■ **What to produce**
Without the pictures, copy all the entries below exactly.

Dataset records
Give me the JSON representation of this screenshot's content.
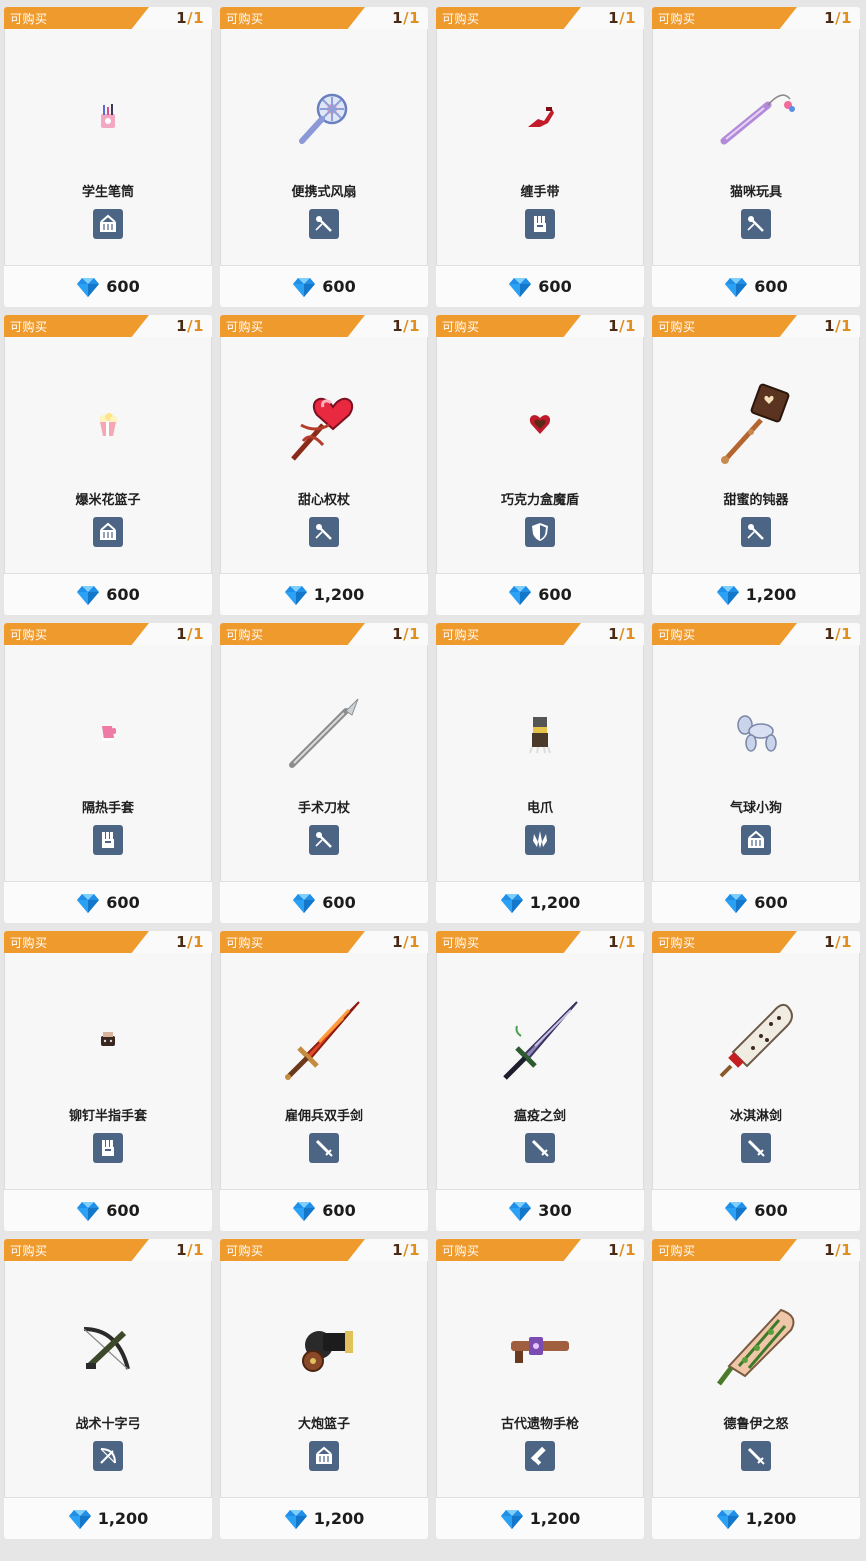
{
  "status_label": "可购买",
  "items": [
    {
      "name": "学生笔筒",
      "price": "600",
      "count_cur": "1",
      "count_max": "1",
      "category_icon": "basket-icon",
      "item_icon": "pencil-cup-icon"
    },
    {
      "name": "便携式风扇",
      "price": "600",
      "count_cur": "1",
      "count_max": "1",
      "category_icon": "wand-icon",
      "item_icon": "fan-icon"
    },
    {
      "name": "缠手带",
      "price": "600",
      "count_cur": "1",
      "count_max": "1",
      "category_icon": "fist-icon",
      "item_icon": "hand-wrap-icon"
    },
    {
      "name": "猫咪玩具",
      "price": "600",
      "count_cur": "1",
      "count_max": "1",
      "category_icon": "wand-icon",
      "item_icon": "cat-toy-icon"
    },
    {
      "name": "爆米花篮子",
      "price": "600",
      "count_cur": "1",
      "count_max": "1",
      "category_icon": "basket-icon",
      "item_icon": "popcorn-icon"
    },
    {
      "name": "甜心权杖",
      "price": "1,200",
      "count_cur": "1",
      "count_max": "1",
      "category_icon": "wand-icon",
      "item_icon": "heart-scepter-icon"
    },
    {
      "name": "巧克力盒魔盾",
      "price": "600",
      "count_cur": "1",
      "count_max": "1",
      "category_icon": "shield-icon",
      "item_icon": "chocolate-heart-icon"
    },
    {
      "name": "甜蜜的钝器",
      "price": "1,200",
      "count_cur": "1",
      "count_max": "1",
      "category_icon": "wand-icon",
      "item_icon": "chocolate-mace-icon"
    },
    {
      "name": "隔热手套",
      "price": "600",
      "count_cur": "1",
      "count_max": "1",
      "category_icon": "fist-icon",
      "item_icon": "oven-mitt-icon"
    },
    {
      "name": "手术刀杖",
      "price": "600",
      "count_cur": "1",
      "count_max": "1",
      "category_icon": "wand-icon",
      "item_icon": "scalpel-icon"
    },
    {
      "name": "电爪",
      "price": "1,200",
      "count_cur": "1",
      "count_max": "1",
      "category_icon": "claw-icon",
      "item_icon": "electric-claw-icon"
    },
    {
      "name": "气球小狗",
      "price": "600",
      "count_cur": "1",
      "count_max": "1",
      "category_icon": "basket-icon",
      "item_icon": "balloon-dog-icon"
    },
    {
      "name": "铆钉半指手套",
      "price": "600",
      "count_cur": "1",
      "count_max": "1",
      "category_icon": "fist-icon",
      "item_icon": "studded-glove-icon"
    },
    {
      "name": "雇佣兵双手剑",
      "price": "600",
      "count_cur": "1",
      "count_max": "1",
      "category_icon": "sword-icon",
      "item_icon": "flame-sword-icon"
    },
    {
      "name": "瘟疫之剑",
      "price": "300",
      "count_cur": "1",
      "count_max": "1",
      "category_icon": "sword-icon",
      "item_icon": "plague-sword-icon"
    },
    {
      "name": "冰淇淋剑",
      "price": "600",
      "count_cur": "1",
      "count_max": "1",
      "category_icon": "sword-icon",
      "item_icon": "ice-cream-sword-icon"
    },
    {
      "name": "战术十字弓",
      "price": "1,200",
      "count_cur": "1",
      "count_max": "1",
      "category_icon": "bow-icon",
      "item_icon": "crossbow-icon"
    },
    {
      "name": "大炮篮子",
      "price": "1,200",
      "count_cur": "1",
      "count_max": "1",
      "category_icon": "basket-icon",
      "item_icon": "cannon-icon"
    },
    {
      "name": "古代遗物手枪",
      "price": "1,200",
      "count_cur": "1",
      "count_max": "1",
      "category_icon": "gun-icon",
      "item_icon": "relic-pistol-icon"
    },
    {
      "name": "德鲁伊之怒",
      "price": "1,200",
      "count_cur": "1",
      "count_max": "1",
      "category_icon": "sword-icon",
      "item_icon": "druid-blade-icon"
    }
  ],
  "colors": {
    "tag": "#ef9a2d",
    "category_bg": "#4d6584",
    "gem": "#1f8fe8"
  }
}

■ **Answer to this exercise**
Give me the JSON representation of this screenshot's content.
{
  "status_label": "可购买",
  "items": [
    {
      "name": "学生笔筒",
      "price": "600",
      "count_cur": "1",
      "count_max": "1",
      "category_icon": "basket-icon",
      "item_icon": "pencil-cup-icon"
    },
    {
      "name": "便携式风扇",
      "price": "600",
      "count_cur": "1",
      "count_max": "1",
      "category_icon": "wand-icon",
      "item_icon": "fan-icon"
    },
    {
      "name": "缠手带",
      "price": "600",
      "count_cur": "1",
      "count_max": "1",
      "category_icon": "fist-icon",
      "item_icon": "hand-wrap-icon"
    },
    {
      "name": "猫咪玩具",
      "price": "600",
      "count_cur": "1",
      "count_max": "1",
      "category_icon": "wand-icon",
      "item_icon": "cat-toy-icon"
    },
    {
      "name": "爆米花篮子",
      "price": "600",
      "count_cur": "1",
      "count_max": "1",
      "category_icon": "basket-icon",
      "item_icon": "popcorn-icon"
    },
    {
      "name": "甜心权杖",
      "price": "1,200",
      "count_cur": "1",
      "count_max": "1",
      "category_icon": "wand-icon",
      "item_icon": "heart-scepter-icon"
    },
    {
      "name": "巧克力盒魔盾",
      "price": "600",
      "count_cur": "1",
      "count_max": "1",
      "category_icon": "shield-icon",
      "item_icon": "chocolate-heart-icon"
    },
    {
      "name": "甜蜜的钝器",
      "price": "1,200",
      "count_cur": "1",
      "count_max": "1",
      "category_icon": "wand-icon",
      "item_icon": "chocolate-mace-icon"
    },
    {
      "name": "隔热手套",
      "price": "600",
      "count_cur": "1",
      "count_max": "1",
      "category_icon": "fist-icon",
      "item_icon": "oven-mitt-icon"
    },
    {
      "name": "手术刀杖",
      "price": "600",
      "count_cur": "1",
      "count_max": "1",
      "category_icon": "wand-icon",
      "item_icon": "scalpel-icon"
    },
    {
      "name": "电爪",
      "price": "1,200",
      "count_cur": "1",
      "count_max": "1",
      "category_icon": "claw-icon",
      "item_icon": "electric-claw-icon"
    },
    {
      "name": "气球小狗",
      "price": "600",
      "count_cur": "1",
      "count_max": "1",
      "category_icon": "basket-icon",
      "item_icon": "balloon-dog-icon"
    },
    {
      "name": "铆钉半指手套",
      "price": "600",
      "count_cur": "1",
      "count_max": "1",
      "category_icon": "fist-icon",
      "item_icon": "studded-glove-icon"
    },
    {
      "name": "雇佣兵双手剑",
      "price": "600",
      "count_cur": "1",
      "count_max": "1",
      "category_icon": "sword-icon",
      "item_icon": "flame-sword-icon"
    },
    {
      "name": "瘟疫之剑",
      "price": "300",
      "count_cur": "1",
      "count_max": "1",
      "category_icon": "sword-icon",
      "item_icon": "plague-sword-icon"
    },
    {
      "name": "冰淇淋剑",
      "price": "600",
      "count_cur": "1",
      "count_max": "1",
      "category_icon": "sword-icon",
      "item_icon": "ice-cream-sword-icon"
    },
    {
      "name": "战术十字弓",
      "price": "1,200",
      "count_cur": "1",
      "count_max": "1",
      "category_icon": "bow-icon",
      "item_icon": "crossbow-icon"
    },
    {
      "name": "大炮篮子",
      "price": "1,200",
      "count_cur": "1",
      "count_max": "1",
      "category_icon": "basket-icon",
      "item_icon": "cannon-icon"
    },
    {
      "name": "古代遗物手枪",
      "price": "1,200",
      "count_cur": "1",
      "count_max": "1",
      "category_icon": "gun-icon",
      "item_icon": "relic-pistol-icon"
    },
    {
      "name": "德鲁伊之怒",
      "price": "1,200",
      "count_cur": "1",
      "count_max": "1",
      "category_icon": "sword-icon",
      "item_icon": "druid-blade-icon"
    }
  ],
  "colors": {
    "tag": "#ef9a2d",
    "category_bg": "#4d6584",
    "gem": "#1f8fe8"
  }
}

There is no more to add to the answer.